* [PROBLEM 1]:
Do the following statements agree with the passage on the Precious Blood? Answer yes or no for each, quoting the deciding words. (a) The seven lives of the Precious Blood follow each other in order of time. (b) The life of the Precious Blood in the Mind of God was not an actual life. (c) The union of the Precious Blood with the Divinity is called inexplicable.
* [PROBLEM 2]:
Please carry on the passage on the Precious Blood from the point where it stops.

* [DOCUMENT EXTRACT]:
★ ★ ★ ★

It is in this way that time participates in eternity. The life
of the Precious Blood may be divided into seven epochs; or it would be
more true to call them seven lives, both because they do not follow
each other in order of time, and also because they are not all actual
periods of its existence. These seven lives are as follows: the life of
the Precious Blood in the Mind of God before creation; its life of
efforts in the world from creation to the Incarnation; its life upon
earth during the Thirty-Three Years; its life of energy in the Church
afterward, up to the day of Doom; its contemporaneous life all that
time in Heaven; its contemporaneous life on earth in the Blessed
Sacrament during that same time; and finally its eternal life in
Heaven, when the Doom is past. In all these lives of the Precious Blood
there is a hidden life which we cannot reach, and whose mysteries are
not only above our comprehension but beyond our imagination. Its union
with the Divinity is inexplicable. Its peculiar redeeming value, in
that it is blood, is also a secret hidden from our intelligence. It
represents abysses of the Divine wisdom, which are not only
unfathomable but nameless. It bears upon itself the imprint of
unsuspected
perfections in the broad majesty of God. The jubilee of its life is a
height of creation lost to our eyes in the burning vicinity of the
uncreated. To this innermost inward life we cannot penetrate; but we
can see, and understand, and love much of an inward, though less
secret, life, which we could not see when we regarded the Precious Blood under the figure of a Procession. It is of this inward life we must now endeavor to get some idea.
The life of the Precious Blood in the Mind of God from all
eternity is in one sense a real life, and in another sense an unreal
one. It was not an actual life. It was a life of predestination, of
foreseen beauty, of multiplied divine intentions. It was a specially
Divine invention, if we may use such a word. It was an idea which could
not have come to any mind but that of God, and therefore the
complacency which it caused in the Divine Mind was immense. It was a
sort of second Word to God, a created expression of His uncreated
perfection. It was part of the most grand and glorious thought of God,
the Incarnation. It was a most important part of it. It was also a
specially chosen part, selected for the accomplishment of our
redemption, and for the restoring of a revolted creation to the
dominion of its Maker. In the most dear and dread Mind of God it was a
fountain always flowing. The beauty of its flowing had been one of His
unbeginning gladnesses. It was the fountain which gave forth,
multitudinous and beautiful as the creation of the radiant Angels, the
countless predestinations of the infinitely varying souls of men. The mystery of all election was
from the first glassed in its beaming depths. It was its spray, which
caught the golden light of eternal things, and fell down before the
throne, even as it is still falling now, in starry showers of splendor.

★ ★ ★ ★

* [DATA LINES]:
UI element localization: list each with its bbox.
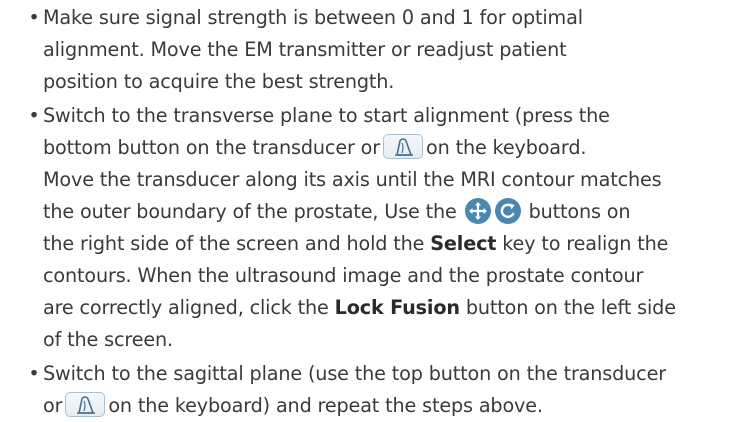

★ ★ ★ ★

* [FINAL ANSWER 1]:
(a) No: "they do not follow each other in order of time"
(b) Yes: "It was not an actual life."
(c) Yes: "Its union with the Divinity is inexplicable."

* [FINAL ANSWER 2]:
It was a mirror too in which the manifold countenances of the Divine
perfections looked always, and loved to make their beauty bearable to
mortal eye. It is there to this day, that the oppositions in God are
seen to be harmonies most simple and most worshipful. All parts of
creation give us double views of God, simultaneous views of His seeming
opposite perfections, just as on the Mount of Olives the eye may rest
at will either on the Dead Sea or on the Holy City. But of no part of
creation is this so true, or true in so high a sense, as of the
Precious Blood. Redeeming grace tells the whole history of God, so far
as it can be told, unfolds His character in all of its breadth which is
comprehensible, and as it were recites and magnifies each separate
perfection: and redeeming grace is the specialty of the Precious Blood.
Moreover, the Precious Blood dwelt also in the Mind of God as the type
and model of all creation, whether fallen or unfallen. In its unity lay
the germs of all created loveliness and of
all created variety. Mary was its first shadow, its first reflection,
the freshest copy of the original. No wonder then that it was an
infinite delight to the Three Divine Persons. To them it was none the
less real because it was not yet actually created; for to God the
solidest created substance is but as shadow compared with the reality
of His ideas. Thus from all eternity did the Precious Blood reign like
a sovereign thing in the adorable complacency of God.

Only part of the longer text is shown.